> [Your objective] What number of lines hold the word "mxhichina"? State that number and nothing besides.

▶

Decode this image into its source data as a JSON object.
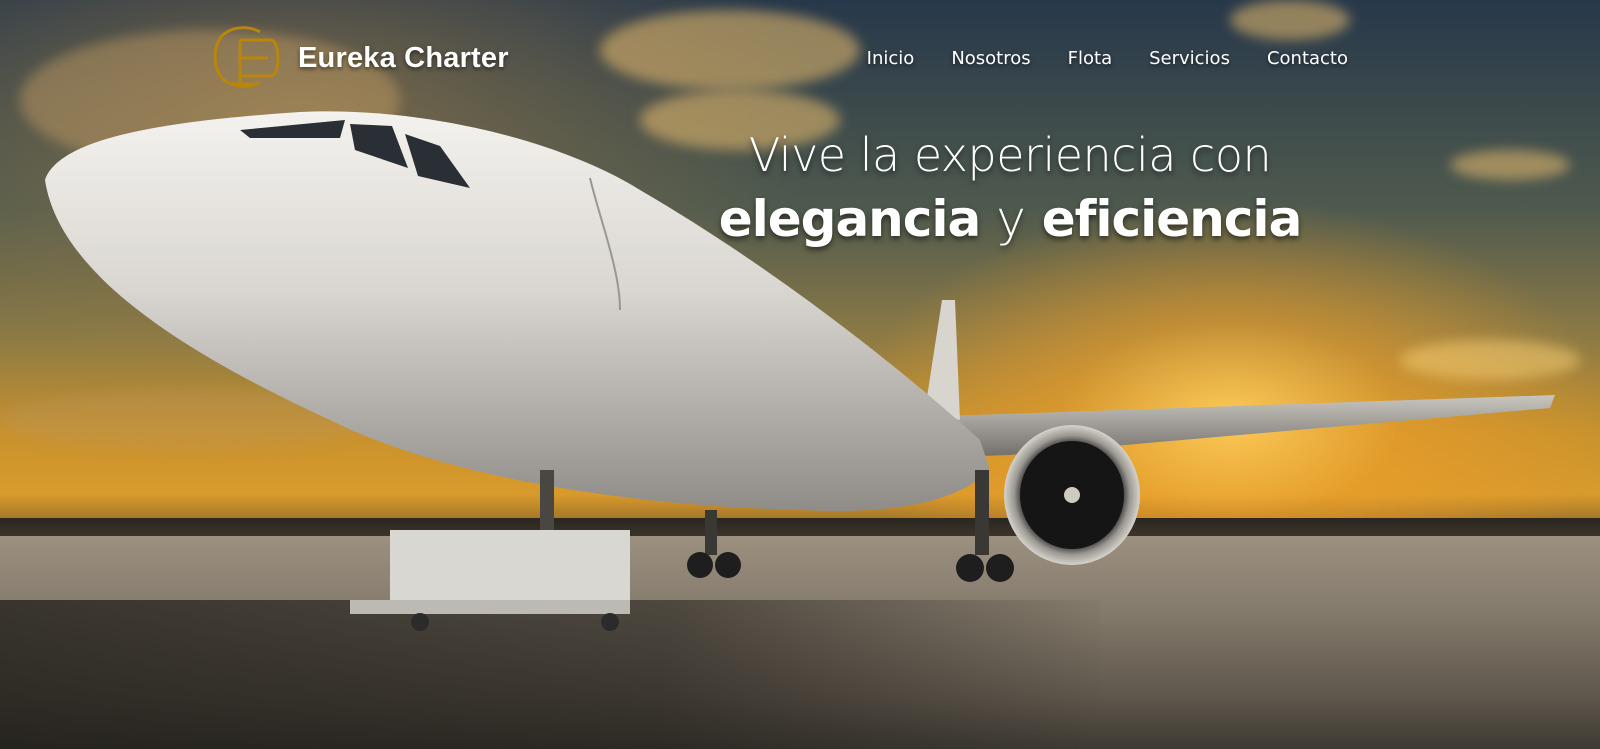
{
  "header": {
    "brand": "Eureka Charter",
    "nav": [
      {
        "label": "Inicio"
      },
      {
        "label": "Nosotros"
      },
      {
        "label": "Flota"
      },
      {
        "label": "Servicios"
      },
      {
        "label": "Contacto"
      }
    ]
  },
  "hero": {
    "line1": "Vive la experiencia con",
    "word1": "elegancia",
    "conjunction": "y",
    "word2": "eficiencia"
  },
  "colors": {
    "logo_gold": "#b8860b",
    "text": "#ffffff"
  },
  "icons": {
    "logo": "ec-monogram-logo"
  }
}
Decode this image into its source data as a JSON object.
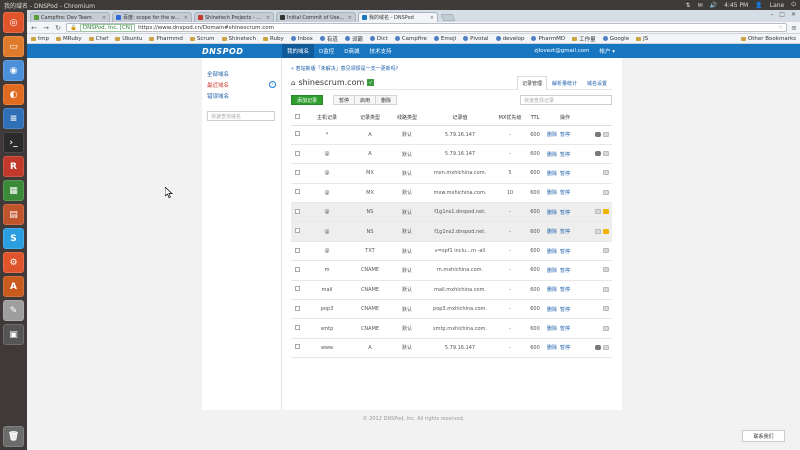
{
  "os_panel": {
    "window_title": "我的域名 - DNSPod - Chromium",
    "time": "4:45 PM",
    "user": "Lane"
  },
  "launcher": {
    "apps": [
      {
        "name": "dash-icon",
        "color": "#e0542c",
        "glyph": "◎"
      },
      {
        "name": "files-icon",
        "color": "#e07b2c",
        "glyph": "▭"
      },
      {
        "name": "chromium-icon",
        "color": "#4a8fd8",
        "glyph": "◉"
      },
      {
        "name": "firefox-icon",
        "color": "#e06a1f",
        "glyph": "◐"
      },
      {
        "name": "writer-icon",
        "color": "#2e6fb8",
        "glyph": "≡"
      },
      {
        "name": "terminal-icon",
        "color": "#2b2b2b",
        "glyph": "›_"
      },
      {
        "name": "rubymine-icon",
        "color": "#c0392b",
        "glyph": "R"
      },
      {
        "name": "calc-icon",
        "color": "#3a8a3a",
        "glyph": "▦"
      },
      {
        "name": "impress-icon",
        "color": "#c0542c",
        "glyph": "▤"
      },
      {
        "name": "skype-icon",
        "color": "#2a9ee0",
        "glyph": "S"
      },
      {
        "name": "settings-icon",
        "color": "#e0542c",
        "glyph": "⚙"
      },
      {
        "name": "software-center-icon",
        "color": "#c85a1e",
        "glyph": "A"
      },
      {
        "name": "editor-icon",
        "color": "#9e9e9e",
        "glyph": "✎"
      },
      {
        "name": "workspace-icon",
        "color": "#555555",
        "glyph": "▣"
      }
    ],
    "trash_glyph": "🗑"
  },
  "browser": {
    "tabs": [
      {
        "label": "Campfire: Dev Team",
        "fav": "#5a9e3a",
        "active": false
      },
      {
        "label": "百度: scope for the website",
        "fav": "#2f6bd8",
        "active": false
      },
      {
        "label": "Shinetech Projects - Pivotal",
        "fav": "#c43b30",
        "active": false
      },
      {
        "label": "Initial Commit of UserGuide",
        "fav": "#333333",
        "active": false
      },
      {
        "label": "我的域名 - DNSPod",
        "fav": "#1876c1",
        "active": true
      }
    ],
    "url_secure_label": "DNSPod, Inc. [CN]",
    "url": "https://www.dnspod.cn/Domain#shinescrum.com",
    "bookmarks": [
      {
        "label": "tmp",
        "type": "folder"
      },
      {
        "label": "MRuby",
        "type": "folder"
      },
      {
        "label": "Chef",
        "type": "folder"
      },
      {
        "label": "Ubuntu",
        "type": "folder"
      },
      {
        "label": "Pharmmd",
        "type": "folder"
      },
      {
        "label": "Scrum",
        "type": "folder"
      },
      {
        "label": "Shinetech",
        "type": "folder"
      },
      {
        "label": "Ruby",
        "type": "folder"
      },
      {
        "label": "Inbox",
        "type": "site"
      },
      {
        "label": "有道",
        "type": "site"
      },
      {
        "label": "词霸",
        "type": "site"
      },
      {
        "label": "Dict",
        "type": "site"
      },
      {
        "label": "Campfire",
        "type": "site"
      },
      {
        "label": "Emoji",
        "type": "site"
      },
      {
        "label": "Pivotal",
        "type": "site"
      },
      {
        "label": "develop",
        "type": "site"
      },
      {
        "label": "PharmMD",
        "type": "site"
      },
      {
        "label": "工作量",
        "type": "folder"
      },
      {
        "label": "Google",
        "type": "site"
      },
      {
        "label": "JS",
        "type": "folder"
      }
    ],
    "other_bookmarks": "Other Bookmarks"
  },
  "site": {
    "logo": "DNSPOD",
    "nav": [
      {
        "label": "我的域名",
        "active": true
      },
      {
        "label": "D监控",
        "active": false
      },
      {
        "label": "D商城",
        "active": false
      },
      {
        "label": "技术支持",
        "active": false
      }
    ],
    "user_email": "zjlovezt@gmail.com",
    "account_menu": "帐户 ▾",
    "sidebar": {
      "links": [
        {
          "label": "全部域名",
          "red": false
        },
        {
          "label": "最近域名",
          "red": true
        },
        {
          "label": "错误域名",
          "red": false
        }
      ],
      "search_placeholder": "快速查找域名"
    },
    "notice_prefix": "« 若站新版「未解决」意见领馈是一支一更新吗?",
    "domain": "shinescrum.com",
    "right_tabs": [
      {
        "label": "记录管理",
        "active": true
      },
      {
        "label": "解析量统计",
        "active": false
      },
      {
        "label": "域名设置",
        "active": false
      }
    ],
    "add_record": "添加记录",
    "bulk_actions": [
      "暂停",
      "启用",
      "删除"
    ],
    "record_search_placeholder": "快速查找记录",
    "table": {
      "headers": [
        "",
        "主机记录",
        "记录类型",
        "线路类型",
        "记录值",
        "MX优先级",
        "TTL",
        "操作",
        ""
      ],
      "op_delete": "删除",
      "op_pause": "暂停",
      "rows": [
        {
          "host": "*",
          "type": "A",
          "line": "默认",
          "value": "5.79.16.147",
          "mx": "-",
          "ttl": "600",
          "icons": [
            "cmt",
            "note"
          ]
        },
        {
          "host": "@",
          "type": "A",
          "line": "默认",
          "value": "5.79.16.147",
          "mx": "-",
          "ttl": "600",
          "icons": [
            "cmt",
            "note"
          ]
        },
        {
          "host": "@",
          "type": "MX",
          "line": "默认",
          "value": "mxn.mxhichina.com.",
          "mx": "5",
          "ttl": "600",
          "icons": [
            "note"
          ]
        },
        {
          "host": "@",
          "type": "MX",
          "line": "默认",
          "value": "mxw.mxhichina.com.",
          "mx": "10",
          "ttl": "600",
          "icons": [
            "note"
          ]
        },
        {
          "host": "@",
          "type": "NS",
          "line": "默认",
          "value": "f1g1ns1.dnspod.net.",
          "mx": "-",
          "ttl": "600",
          "icons": [
            "note",
            "lock"
          ],
          "ns": true
        },
        {
          "host": "@",
          "type": "NS",
          "line": "默认",
          "value": "f1g1ns2.dnspod.net.",
          "mx": "-",
          "ttl": "600",
          "icons": [
            "note",
            "lock"
          ],
          "ns": true
        },
        {
          "host": "@",
          "type": "TXT",
          "line": "默认",
          "value": "v=spf1 inclu…m -all",
          "mx": "-",
          "ttl": "600",
          "icons": [
            "note"
          ]
        },
        {
          "host": "m",
          "type": "CNAME",
          "line": "默认",
          "value": "m.mxhichina.com.",
          "mx": "-",
          "ttl": "600",
          "icons": [
            "note"
          ]
        },
        {
          "host": "mail",
          "type": "CNAME",
          "line": "默认",
          "value": "mail.mxhichina.com.",
          "mx": "-",
          "ttl": "600",
          "icons": [
            "note"
          ]
        },
        {
          "host": "pop3",
          "type": "CNAME",
          "line": "默认",
          "value": "pop3.mxhichina.com.",
          "mx": "-",
          "ttl": "600",
          "icons": [
            "note"
          ]
        },
        {
          "host": "smtp",
          "type": "CNAME",
          "line": "默认",
          "value": "smtp.mxhichina.com.",
          "mx": "-",
          "ttl": "600",
          "icons": [
            "note"
          ]
        },
        {
          "host": "www",
          "type": "A",
          "line": "默认",
          "value": "5.79.16.147",
          "mx": "-",
          "ttl": "600",
          "icons": [
            "cmt",
            "note"
          ]
        }
      ]
    },
    "copyright": "© 2012 DNSPod, Inc. All rights reserved.",
    "contact": "联系我们"
  }
}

◀

> [Output] 6